### DO THIS:
Copy every line in which the string "cloud" occurs.

### ENTRIES PROVIDED:
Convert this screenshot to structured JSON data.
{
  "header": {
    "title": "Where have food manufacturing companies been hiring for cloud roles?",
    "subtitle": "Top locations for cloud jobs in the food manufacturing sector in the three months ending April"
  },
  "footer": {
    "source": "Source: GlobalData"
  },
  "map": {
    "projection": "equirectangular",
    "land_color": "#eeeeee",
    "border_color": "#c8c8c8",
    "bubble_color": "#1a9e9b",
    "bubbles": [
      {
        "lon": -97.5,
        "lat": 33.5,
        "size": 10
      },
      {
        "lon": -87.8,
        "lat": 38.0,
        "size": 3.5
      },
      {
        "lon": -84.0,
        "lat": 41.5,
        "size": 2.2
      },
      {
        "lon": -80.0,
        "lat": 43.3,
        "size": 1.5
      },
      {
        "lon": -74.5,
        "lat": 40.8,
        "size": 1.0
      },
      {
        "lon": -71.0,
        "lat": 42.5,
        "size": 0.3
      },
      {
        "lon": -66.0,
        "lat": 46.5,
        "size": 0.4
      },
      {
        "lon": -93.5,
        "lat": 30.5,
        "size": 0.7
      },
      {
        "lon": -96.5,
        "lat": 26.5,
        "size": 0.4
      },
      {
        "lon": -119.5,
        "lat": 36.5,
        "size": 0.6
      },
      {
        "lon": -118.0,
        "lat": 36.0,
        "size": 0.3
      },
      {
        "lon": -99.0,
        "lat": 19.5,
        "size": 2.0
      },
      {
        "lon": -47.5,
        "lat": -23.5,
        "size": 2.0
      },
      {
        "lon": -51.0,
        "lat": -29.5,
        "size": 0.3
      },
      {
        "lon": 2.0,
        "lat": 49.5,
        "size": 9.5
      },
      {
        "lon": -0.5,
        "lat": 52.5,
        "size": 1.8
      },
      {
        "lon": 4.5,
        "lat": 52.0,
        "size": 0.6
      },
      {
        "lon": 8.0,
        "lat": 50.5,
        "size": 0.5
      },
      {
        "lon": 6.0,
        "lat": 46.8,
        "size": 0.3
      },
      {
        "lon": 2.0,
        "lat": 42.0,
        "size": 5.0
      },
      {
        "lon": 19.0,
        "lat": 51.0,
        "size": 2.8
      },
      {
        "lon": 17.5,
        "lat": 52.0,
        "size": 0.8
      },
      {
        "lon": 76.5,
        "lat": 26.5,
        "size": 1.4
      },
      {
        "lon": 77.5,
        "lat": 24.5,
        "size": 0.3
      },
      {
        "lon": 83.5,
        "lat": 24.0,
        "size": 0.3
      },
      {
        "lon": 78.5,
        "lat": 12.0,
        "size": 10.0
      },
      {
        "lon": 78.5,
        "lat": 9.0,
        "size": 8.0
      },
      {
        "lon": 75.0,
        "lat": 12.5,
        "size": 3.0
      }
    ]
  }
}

### TASK OUTPUT:
    "title": "Where have food manufacturing companies been hiring for cloud roles?",
    "subtitle": "Top locations for cloud jobs in the food manufacturing sector in the three months ending April"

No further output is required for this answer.